--- BEGIN DATA FOR PROCESSING ---

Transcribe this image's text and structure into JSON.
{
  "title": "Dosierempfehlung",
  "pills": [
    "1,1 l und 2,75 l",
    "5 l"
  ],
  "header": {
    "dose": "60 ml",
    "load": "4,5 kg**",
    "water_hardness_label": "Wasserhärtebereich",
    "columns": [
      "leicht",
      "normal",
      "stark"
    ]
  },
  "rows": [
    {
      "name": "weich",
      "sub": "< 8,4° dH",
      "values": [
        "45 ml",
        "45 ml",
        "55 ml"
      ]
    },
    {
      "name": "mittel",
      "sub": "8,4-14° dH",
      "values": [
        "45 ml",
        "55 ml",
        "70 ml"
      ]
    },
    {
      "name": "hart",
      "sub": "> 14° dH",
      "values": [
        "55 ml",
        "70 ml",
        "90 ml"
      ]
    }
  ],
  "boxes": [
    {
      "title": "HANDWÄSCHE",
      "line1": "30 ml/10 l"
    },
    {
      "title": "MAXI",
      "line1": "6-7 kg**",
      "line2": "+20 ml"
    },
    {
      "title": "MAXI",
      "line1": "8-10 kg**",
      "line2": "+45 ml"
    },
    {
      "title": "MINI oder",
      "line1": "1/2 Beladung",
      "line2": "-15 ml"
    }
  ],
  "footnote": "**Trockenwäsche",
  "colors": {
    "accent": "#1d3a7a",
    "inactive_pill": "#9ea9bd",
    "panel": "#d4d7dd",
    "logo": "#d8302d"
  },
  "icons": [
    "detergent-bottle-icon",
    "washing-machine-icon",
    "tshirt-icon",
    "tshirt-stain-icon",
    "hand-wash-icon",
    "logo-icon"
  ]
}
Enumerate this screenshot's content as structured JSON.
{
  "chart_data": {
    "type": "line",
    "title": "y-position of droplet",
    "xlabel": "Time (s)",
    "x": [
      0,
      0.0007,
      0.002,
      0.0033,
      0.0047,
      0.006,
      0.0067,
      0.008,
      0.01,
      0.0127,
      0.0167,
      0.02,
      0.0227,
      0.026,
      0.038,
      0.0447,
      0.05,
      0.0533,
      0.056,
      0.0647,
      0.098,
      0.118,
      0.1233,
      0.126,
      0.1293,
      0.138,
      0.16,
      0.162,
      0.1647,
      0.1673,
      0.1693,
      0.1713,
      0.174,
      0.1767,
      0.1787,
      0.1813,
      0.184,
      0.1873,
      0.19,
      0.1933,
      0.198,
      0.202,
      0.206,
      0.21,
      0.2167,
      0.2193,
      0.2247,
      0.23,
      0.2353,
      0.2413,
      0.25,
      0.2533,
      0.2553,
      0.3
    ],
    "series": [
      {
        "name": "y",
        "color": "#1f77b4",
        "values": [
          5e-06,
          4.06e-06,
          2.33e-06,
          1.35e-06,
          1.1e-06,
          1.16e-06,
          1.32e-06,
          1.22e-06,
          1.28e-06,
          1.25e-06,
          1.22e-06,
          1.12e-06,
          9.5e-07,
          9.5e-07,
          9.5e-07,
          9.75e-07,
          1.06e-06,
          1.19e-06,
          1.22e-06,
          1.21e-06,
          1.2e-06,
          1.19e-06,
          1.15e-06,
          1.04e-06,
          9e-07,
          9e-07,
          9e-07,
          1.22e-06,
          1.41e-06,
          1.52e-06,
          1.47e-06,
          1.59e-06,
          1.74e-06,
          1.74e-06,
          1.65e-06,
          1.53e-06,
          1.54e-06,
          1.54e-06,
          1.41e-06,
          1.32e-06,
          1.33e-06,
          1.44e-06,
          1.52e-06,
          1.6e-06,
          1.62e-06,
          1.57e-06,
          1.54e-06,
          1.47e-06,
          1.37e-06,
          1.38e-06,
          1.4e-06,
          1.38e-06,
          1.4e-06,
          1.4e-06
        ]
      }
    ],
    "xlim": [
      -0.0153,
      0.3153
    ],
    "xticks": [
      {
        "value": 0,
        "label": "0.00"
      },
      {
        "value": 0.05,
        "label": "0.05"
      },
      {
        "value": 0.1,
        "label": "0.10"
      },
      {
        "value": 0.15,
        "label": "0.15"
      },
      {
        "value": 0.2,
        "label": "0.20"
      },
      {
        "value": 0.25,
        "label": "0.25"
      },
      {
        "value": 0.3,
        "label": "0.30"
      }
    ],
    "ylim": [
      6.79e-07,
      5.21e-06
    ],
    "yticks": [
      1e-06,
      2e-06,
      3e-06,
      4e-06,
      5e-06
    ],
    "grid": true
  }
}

--- END DATA FOR PROCESSING ---
--- BEGIN DATA FOR PROCESSING ---

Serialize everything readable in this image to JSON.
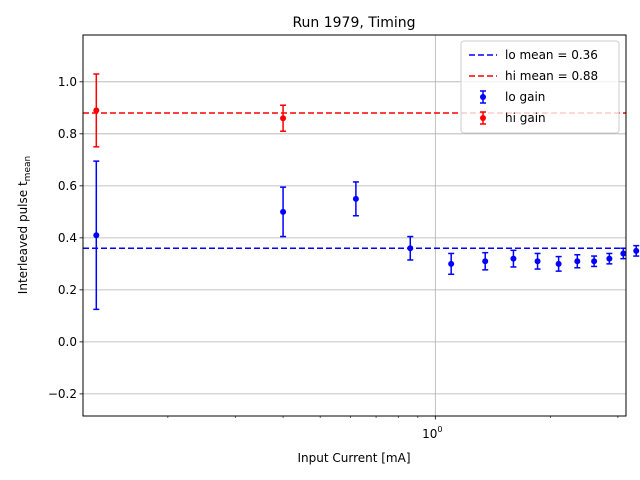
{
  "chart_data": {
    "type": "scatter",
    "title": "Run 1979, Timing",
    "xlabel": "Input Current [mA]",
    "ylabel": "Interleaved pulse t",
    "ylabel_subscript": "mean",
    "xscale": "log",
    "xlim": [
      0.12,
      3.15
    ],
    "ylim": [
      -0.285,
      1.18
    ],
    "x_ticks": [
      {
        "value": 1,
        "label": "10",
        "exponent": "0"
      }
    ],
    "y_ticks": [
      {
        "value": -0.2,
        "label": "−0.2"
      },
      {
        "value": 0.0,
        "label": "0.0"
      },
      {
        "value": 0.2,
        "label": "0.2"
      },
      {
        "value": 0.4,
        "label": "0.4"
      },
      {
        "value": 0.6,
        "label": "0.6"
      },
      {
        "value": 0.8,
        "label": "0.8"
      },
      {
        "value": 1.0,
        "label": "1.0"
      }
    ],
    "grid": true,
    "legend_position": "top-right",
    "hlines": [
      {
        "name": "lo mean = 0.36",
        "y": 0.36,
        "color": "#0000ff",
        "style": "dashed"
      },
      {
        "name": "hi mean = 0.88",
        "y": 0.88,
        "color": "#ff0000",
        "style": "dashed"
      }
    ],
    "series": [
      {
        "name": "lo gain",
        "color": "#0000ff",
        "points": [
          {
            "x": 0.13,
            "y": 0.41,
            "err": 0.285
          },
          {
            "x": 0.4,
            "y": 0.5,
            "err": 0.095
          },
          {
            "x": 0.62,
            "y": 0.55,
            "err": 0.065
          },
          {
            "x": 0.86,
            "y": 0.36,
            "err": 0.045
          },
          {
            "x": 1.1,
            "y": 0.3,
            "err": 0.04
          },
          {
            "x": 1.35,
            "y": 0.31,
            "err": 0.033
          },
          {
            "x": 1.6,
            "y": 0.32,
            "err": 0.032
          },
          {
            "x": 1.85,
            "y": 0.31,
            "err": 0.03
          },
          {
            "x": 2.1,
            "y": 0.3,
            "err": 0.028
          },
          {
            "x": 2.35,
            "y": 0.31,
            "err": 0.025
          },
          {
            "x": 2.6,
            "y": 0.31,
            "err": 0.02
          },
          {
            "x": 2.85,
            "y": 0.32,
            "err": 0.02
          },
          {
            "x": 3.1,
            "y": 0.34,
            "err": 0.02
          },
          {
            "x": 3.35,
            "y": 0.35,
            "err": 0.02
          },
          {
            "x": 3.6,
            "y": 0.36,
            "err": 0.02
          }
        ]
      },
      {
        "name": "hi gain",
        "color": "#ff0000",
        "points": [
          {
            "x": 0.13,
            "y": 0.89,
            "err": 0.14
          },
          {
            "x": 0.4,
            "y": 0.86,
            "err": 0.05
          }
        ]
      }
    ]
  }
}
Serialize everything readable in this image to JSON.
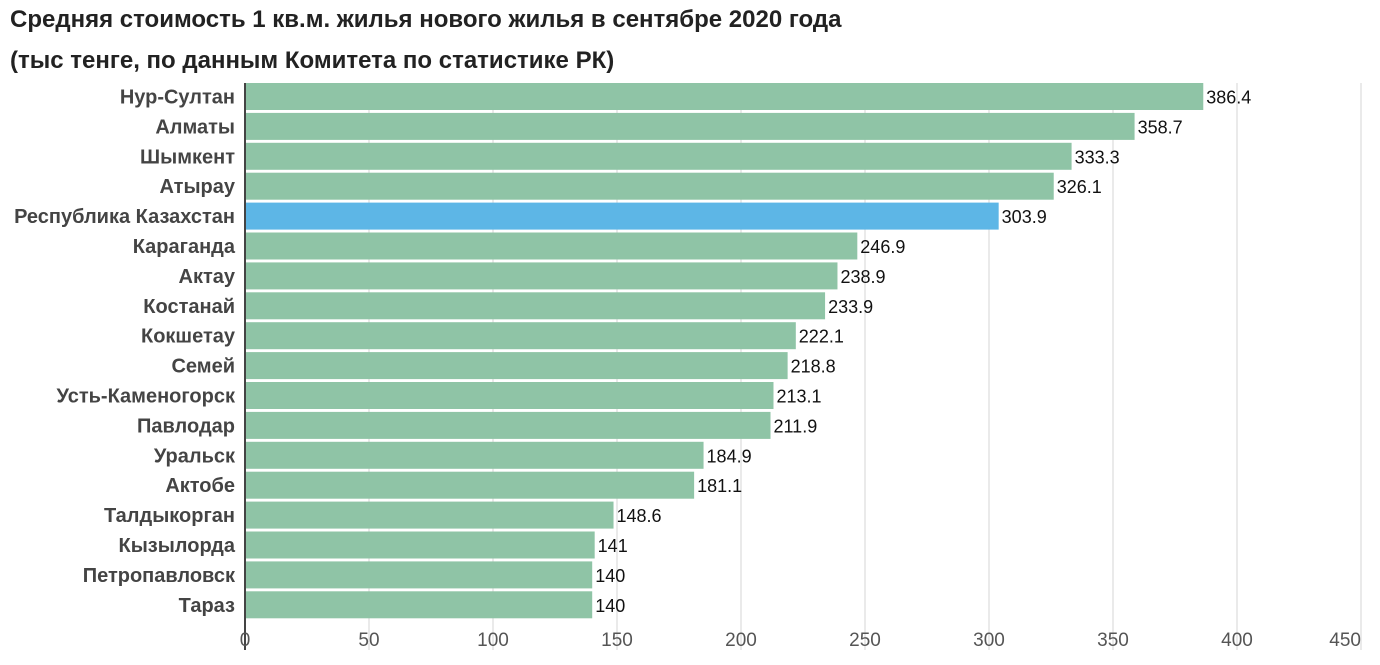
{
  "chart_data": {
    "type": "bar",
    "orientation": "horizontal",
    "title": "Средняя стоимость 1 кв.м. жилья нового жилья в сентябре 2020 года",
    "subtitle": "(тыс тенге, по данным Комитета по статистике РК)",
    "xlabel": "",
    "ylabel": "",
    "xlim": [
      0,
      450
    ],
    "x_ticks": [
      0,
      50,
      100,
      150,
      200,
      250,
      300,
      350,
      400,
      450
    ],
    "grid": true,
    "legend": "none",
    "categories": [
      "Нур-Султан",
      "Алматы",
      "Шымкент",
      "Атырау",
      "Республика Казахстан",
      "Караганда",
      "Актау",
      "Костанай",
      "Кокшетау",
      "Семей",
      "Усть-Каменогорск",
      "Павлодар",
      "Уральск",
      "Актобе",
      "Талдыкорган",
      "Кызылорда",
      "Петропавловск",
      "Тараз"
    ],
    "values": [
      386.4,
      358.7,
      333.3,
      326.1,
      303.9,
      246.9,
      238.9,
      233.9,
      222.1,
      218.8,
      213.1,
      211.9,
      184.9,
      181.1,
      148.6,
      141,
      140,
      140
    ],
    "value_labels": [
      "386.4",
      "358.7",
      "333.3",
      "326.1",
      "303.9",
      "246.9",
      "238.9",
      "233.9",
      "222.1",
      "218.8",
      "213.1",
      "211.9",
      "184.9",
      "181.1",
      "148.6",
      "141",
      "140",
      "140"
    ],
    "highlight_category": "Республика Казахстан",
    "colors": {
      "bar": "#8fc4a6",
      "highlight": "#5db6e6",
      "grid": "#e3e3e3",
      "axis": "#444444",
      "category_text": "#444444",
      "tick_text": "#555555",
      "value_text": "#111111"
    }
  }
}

--- END DATA FOR PROCESSING ---

**WORK REQUIRED**
Gather every line from the entries above where the word "grid" appears, and copy them.

**OUTPUT OF THE EXERCISE**
    "grid": true
    "grid": true,
    "grid": true,
      "grid": "#e3e3e3",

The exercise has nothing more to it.